Stated problem:
Your task is to count the lines of the entries below that include the word "исключением" and to give only the resulting number.

## Start Entries supplied

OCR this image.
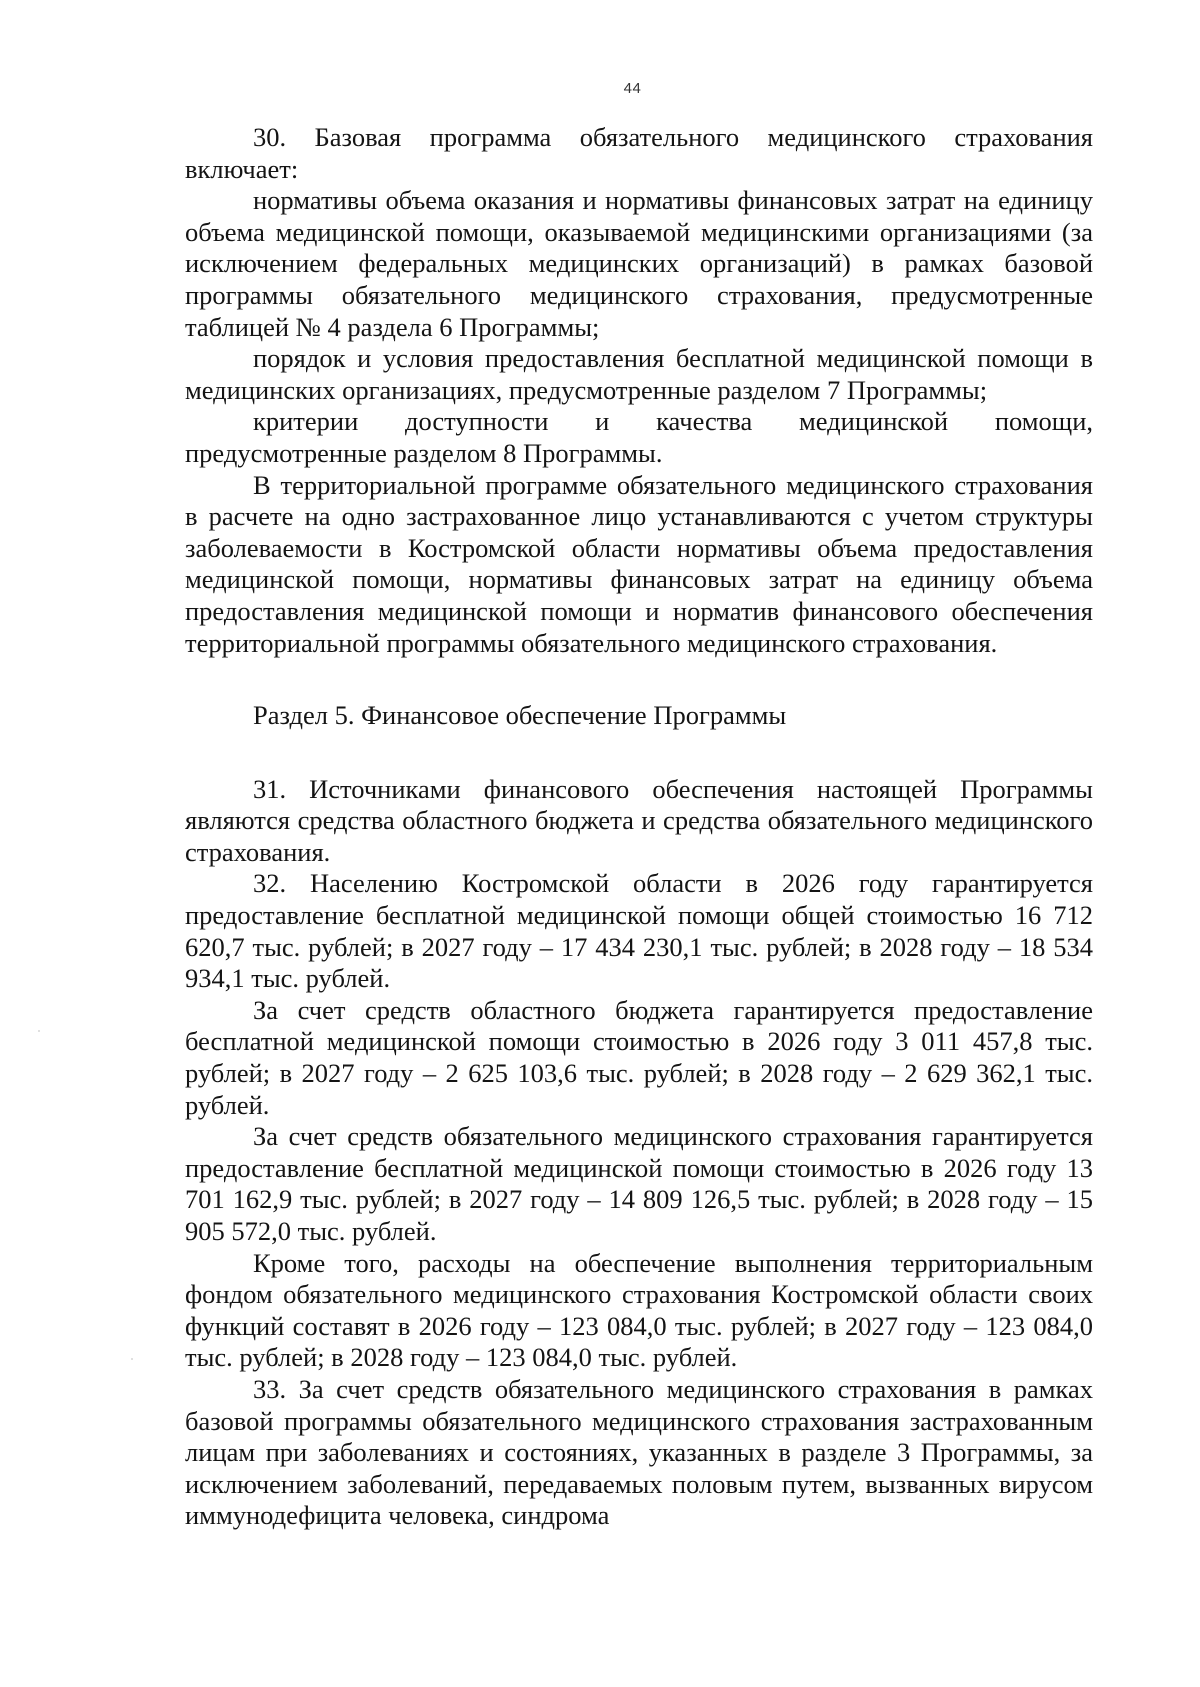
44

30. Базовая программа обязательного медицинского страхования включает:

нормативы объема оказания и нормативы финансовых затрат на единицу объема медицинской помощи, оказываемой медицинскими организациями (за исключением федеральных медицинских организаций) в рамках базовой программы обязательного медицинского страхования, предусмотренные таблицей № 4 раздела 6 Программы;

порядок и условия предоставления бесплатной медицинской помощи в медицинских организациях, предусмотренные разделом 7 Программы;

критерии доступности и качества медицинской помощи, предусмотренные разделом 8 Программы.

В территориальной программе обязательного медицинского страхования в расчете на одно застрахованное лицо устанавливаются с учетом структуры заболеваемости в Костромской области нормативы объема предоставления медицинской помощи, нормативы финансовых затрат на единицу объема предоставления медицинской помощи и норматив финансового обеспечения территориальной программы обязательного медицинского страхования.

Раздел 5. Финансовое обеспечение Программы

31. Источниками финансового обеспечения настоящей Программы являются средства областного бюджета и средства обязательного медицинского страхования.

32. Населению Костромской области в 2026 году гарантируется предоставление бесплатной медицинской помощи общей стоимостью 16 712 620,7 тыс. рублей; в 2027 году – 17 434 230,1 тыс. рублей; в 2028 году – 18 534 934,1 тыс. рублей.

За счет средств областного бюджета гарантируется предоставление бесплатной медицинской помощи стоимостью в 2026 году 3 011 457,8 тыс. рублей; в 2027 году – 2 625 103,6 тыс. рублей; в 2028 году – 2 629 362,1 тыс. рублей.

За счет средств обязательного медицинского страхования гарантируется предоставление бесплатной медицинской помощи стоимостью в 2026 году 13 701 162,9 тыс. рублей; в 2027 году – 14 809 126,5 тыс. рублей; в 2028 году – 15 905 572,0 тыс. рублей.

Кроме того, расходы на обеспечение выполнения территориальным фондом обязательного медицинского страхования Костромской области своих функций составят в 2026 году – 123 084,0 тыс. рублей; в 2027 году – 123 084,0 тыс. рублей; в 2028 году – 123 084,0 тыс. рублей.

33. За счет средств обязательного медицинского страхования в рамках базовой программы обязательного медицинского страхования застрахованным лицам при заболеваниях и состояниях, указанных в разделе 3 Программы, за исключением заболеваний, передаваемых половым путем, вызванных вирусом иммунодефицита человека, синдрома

## End Entries supplied
## Start Entries supplied

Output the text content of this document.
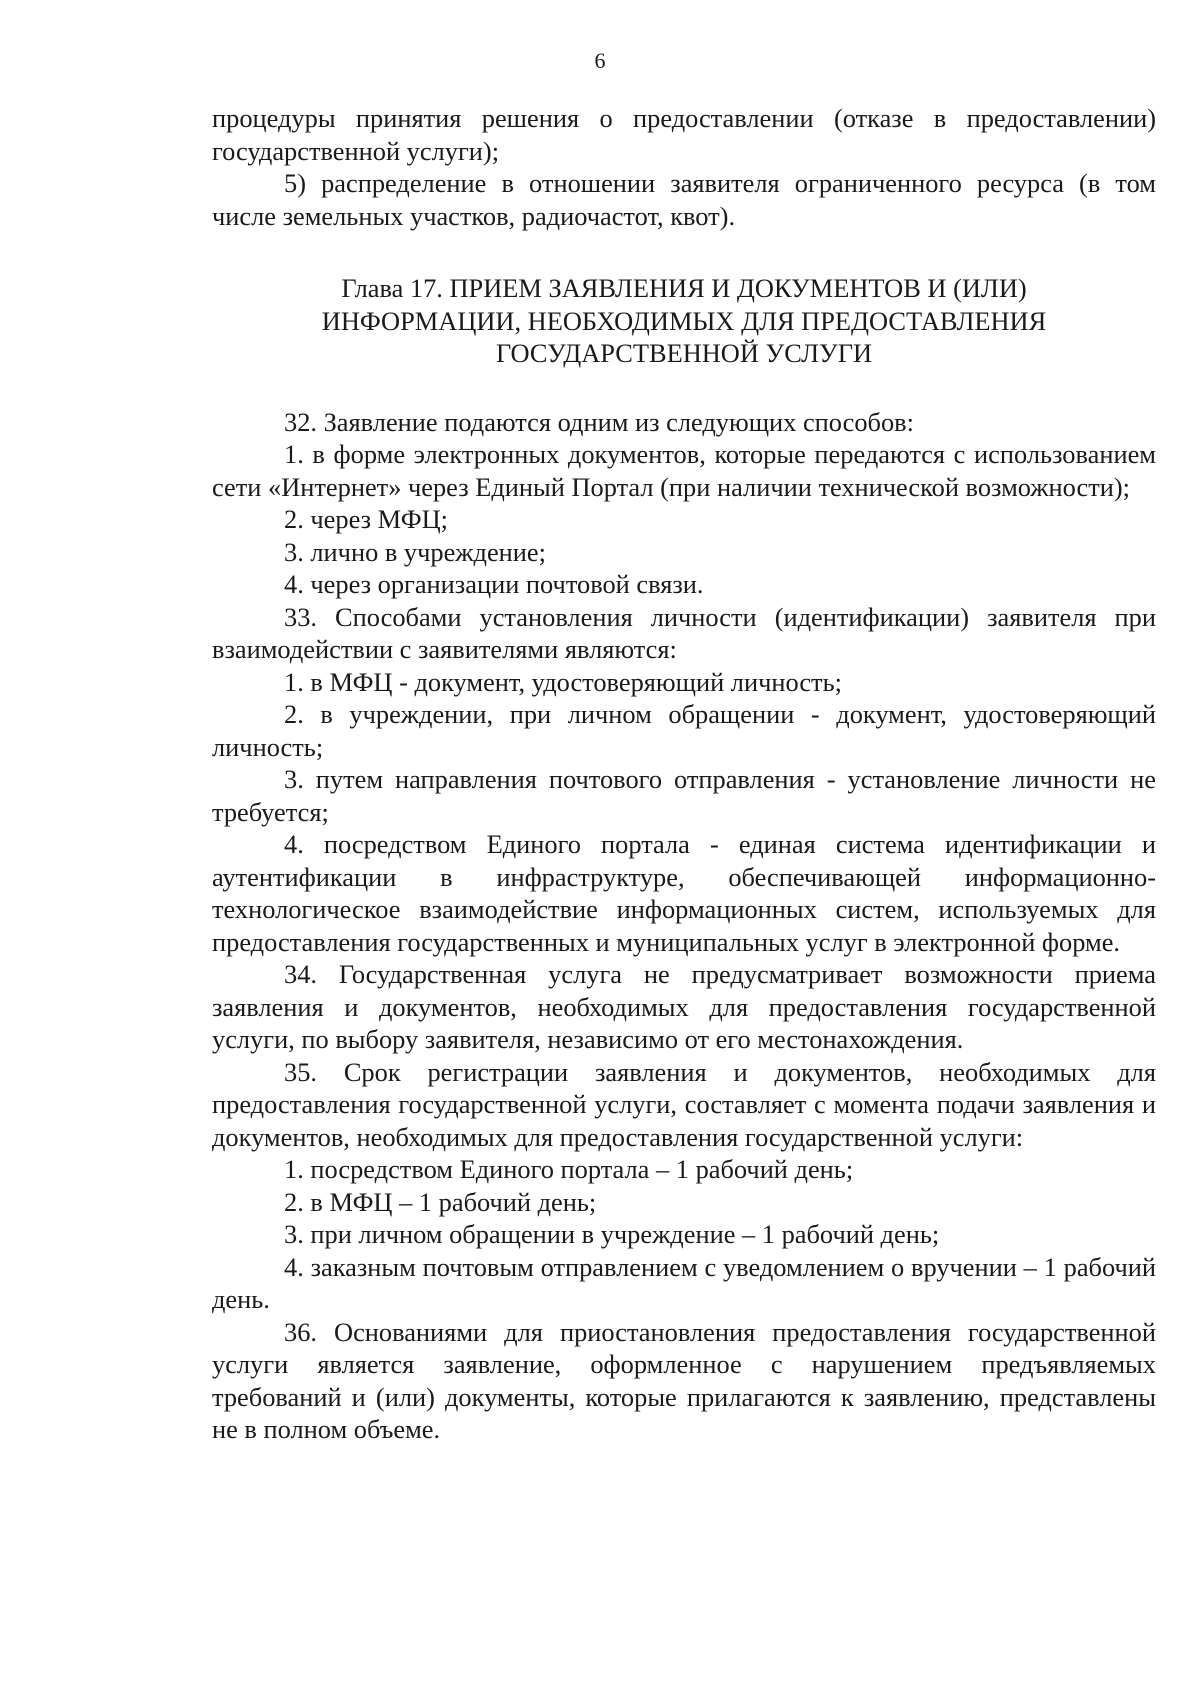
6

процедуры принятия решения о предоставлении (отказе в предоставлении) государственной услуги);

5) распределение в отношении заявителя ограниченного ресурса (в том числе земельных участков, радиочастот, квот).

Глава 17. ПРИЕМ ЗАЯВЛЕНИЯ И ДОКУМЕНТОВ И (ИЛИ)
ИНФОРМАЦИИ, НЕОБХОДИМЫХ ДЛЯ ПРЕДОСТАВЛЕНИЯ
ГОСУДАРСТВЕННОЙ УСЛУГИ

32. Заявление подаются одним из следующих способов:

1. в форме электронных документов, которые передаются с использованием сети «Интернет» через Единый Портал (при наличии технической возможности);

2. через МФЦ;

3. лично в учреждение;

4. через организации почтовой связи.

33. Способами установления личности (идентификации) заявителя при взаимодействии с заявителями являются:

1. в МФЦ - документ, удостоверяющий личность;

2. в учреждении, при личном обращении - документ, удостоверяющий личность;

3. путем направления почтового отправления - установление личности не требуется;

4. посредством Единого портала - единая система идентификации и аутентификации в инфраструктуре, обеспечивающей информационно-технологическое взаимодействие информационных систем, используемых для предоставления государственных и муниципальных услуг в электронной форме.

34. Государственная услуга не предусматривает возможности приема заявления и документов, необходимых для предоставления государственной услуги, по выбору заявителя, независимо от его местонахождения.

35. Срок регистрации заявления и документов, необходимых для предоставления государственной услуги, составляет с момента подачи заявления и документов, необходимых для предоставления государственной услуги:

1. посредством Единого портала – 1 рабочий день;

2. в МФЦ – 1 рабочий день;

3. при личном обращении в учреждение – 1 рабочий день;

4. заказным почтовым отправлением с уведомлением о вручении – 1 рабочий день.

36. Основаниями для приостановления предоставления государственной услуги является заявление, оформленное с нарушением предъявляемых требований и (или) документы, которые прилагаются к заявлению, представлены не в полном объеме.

## End Entries supplied

Exercise response:
2